● WHAT YOU WILL DO: Reproduce the full gradescope-autograder repository page below, word for word.

Notifications You must be signed in to change notification settings

mattrussell2/gradescope-autograder

Folders and files

NameName
Last commit message
Last commit date

Latest commit

 
 
 
 
 
 
 
 
 
 
 
 
 
 
 
 
 
 
 
 
 

Repository files navigation

Intro

Although this repo is named 'gradescope-autograder', it is really two things:

  1. A CI/CD pipeline that smoothly maintains the course and supports the autograder.
  2. An autograding framework [that seamlessly interoperates with Gradescope].

If you don't want to use the infrastructure framework, see the 'global' repo branch. Otherwise, email mrussell at cs dot tufts dot edu with a) your eecs utln [note you need to have logged in to gitlab.cs.tufts.edu at least once using LDAP with your Tufts eecs utln and password], b) which course you are working with (e.g. cs15), and c) what term the course will be for (e.g. spring, fall, etc.). He will create the template repo for you and add you as the Owner. This step will enable your repo to access group-level variables used by the CI/CD pipeline.

Architecture Visualizations

This is all of the architecture used here. Aside from setting up the gitlab-runner instance, you will not manually interface with the architecture; your job will only be to push to the repo. 🥳

Gradescope Autograding Pipeline Visualization

What happens when a student submits code to Gradscope. This pipeline is automated; you will only update assignment autograding code within the framework detailed below. below.

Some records
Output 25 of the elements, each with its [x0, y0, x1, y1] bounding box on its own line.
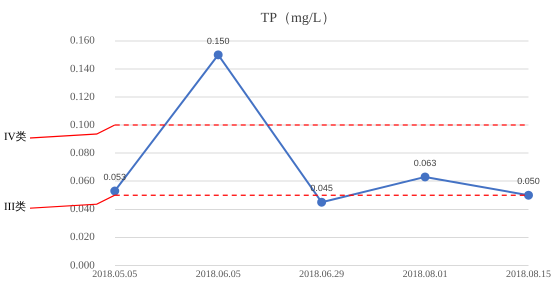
point — [110, 186, 120, 196]
x-tick-label: 2018.08.15 — [506, 269, 551, 280]
ref-line-label: IV类 — [4, 130, 27, 143]
y-tick-label: 0.100 — [70, 118, 96, 131]
y-tick-label: 0.000 — [70, 259, 96, 272]
ref-line-label: III类 — [4, 200, 26, 214]
x-tick-label: 2018.05.05 — [92, 269, 138, 280]
x-tick-label: 2018.06.29 — [299, 269, 344, 280]
y-tick-label: 0.060 — [70, 175, 96, 188]
data-label: 0.050 — [517, 176, 540, 186]
point — [524, 190, 533, 200]
y-tick-label: 0.120 — [70, 90, 96, 103]
y-tick-label: 0.080 — [70, 146, 96, 159]
point — [214, 50, 223, 60]
y-tick-label: 0.040 — [70, 203, 96, 216]
data-label: 0.150 — [206, 36, 230, 46]
x-tick-label: 2018.08.01 — [402, 269, 448, 280]
data-label: 0.063 — [414, 158, 436, 168]
x-tick-label: 2018.06.05 — [196, 269, 241, 280]
chart-title: TP（mg/L） — [260, 11, 336, 26]
y-tick-label: 0.160 — [70, 34, 96, 47]
y-tick-label: 0.140 — [70, 62, 96, 75]
y-tick-label: 0.020 — [70, 231, 96, 244]
point — [420, 172, 430, 182]
point — [317, 198, 326, 207]
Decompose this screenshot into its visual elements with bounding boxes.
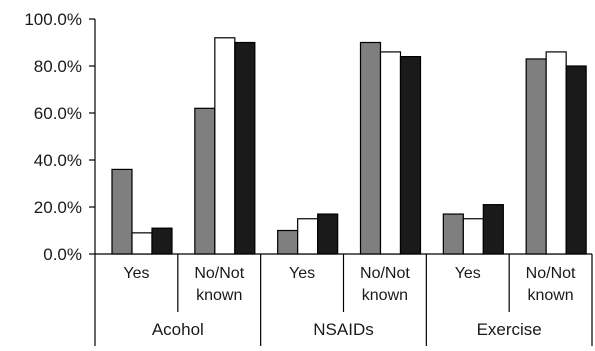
bar (317, 213, 339, 255)
bar (151, 227, 173, 255)
bar (111, 168, 133, 255)
bar (297, 218, 319, 255)
category-label: No/Not (526, 265, 576, 282)
y-tick-label: 80.0% (34, 57, 82, 76)
y-tick-label: 60.0% (34, 104, 82, 123)
bar (545, 51, 567, 255)
bar (234, 41, 256, 255)
bar (194, 107, 216, 255)
bar (565, 65, 587, 255)
category-label: Yes (123, 265, 149, 282)
bar (399, 55, 422, 255)
category-label: No/Not (360, 265, 410, 282)
bar (379, 51, 402, 255)
bar (277, 229, 299, 255)
y-tick-label: 100.0% (24, 10, 82, 29)
y-tick-label: 40.0% (34, 151, 82, 170)
bars (111, 37, 587, 255)
category-label-line2: known (362, 287, 408, 304)
bar (359, 41, 382, 255)
category-label: No/Not (194, 265, 244, 282)
y-tick-label: 20.0% (34, 198, 82, 217)
bar (131, 232, 153, 255)
category-label: Yes (289, 265, 315, 282)
bar (442, 213, 464, 255)
bar (214, 37, 236, 255)
bar (462, 218, 484, 255)
bar (482, 204, 504, 255)
group-label: Acohol (152, 320, 204, 339)
bar (525, 58, 547, 255)
category-label-line2: known (196, 287, 242, 304)
group-label: NSAIDs (313, 320, 373, 339)
category-label: Yes (455, 265, 481, 282)
category-label-line2: known (527, 287, 573, 304)
labels: 0.0% 20.0% 40.0% 60.0% 80.0% 100.0% Yes No/Not k… (24, 10, 576, 339)
group-label: Exercise (477, 320, 542, 339)
y-tick-label: 0.0% (43, 245, 82, 264)
axes (89, 18, 593, 346)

● RESULT FOR THIS TASK:
Notifications You must be signed in to change notification settings

mattrussell2/gradescope-autograder

Folders and files

NameName
Last commit message
Last commit date

Latest commit

 
 
 
 
 
 
 
 
 
 
 
 
 
 
 
 
 
 
 
 
 

Repository files navigation

Intro

Although this repo is named 'gradescope-autograder', it is really two things:

  1. A CI/CD pipeline that smoothly maintains the course and supports the autograder.
  2. An autograding framework [that seamlessly interoperates with Gradescope].

If you don't want to use the infrastructure framework, see the 'global' repo branch. Otherwise, email mrussell at cs dot tufts dot edu with a) your eecs utln [note you need to have logged in to gitlab.cs.tufts.edu at least once using LDAP with your Tufts eecs utln and password], b) which course you are working with (e.g. cs15), and c) what term the course will be for (e.g. spring, fall, etc.). He will create the template repo for you and add you as the Owner. This step will enable your repo to access group-level variables used by the CI/CD pipeline.

Architecture Visualizations

This is all of the architecture used here. Aside from setting up the gitlab-runner instance, you will not manually interface with the architecture; your job will only be to push to the repo. 🥳

Gradescope Autograding Pipeline Visualization

What happens when a student submits code to Gradscope. This pipeline is automated; you will only update assignment autograding code within the framework detailed below. below.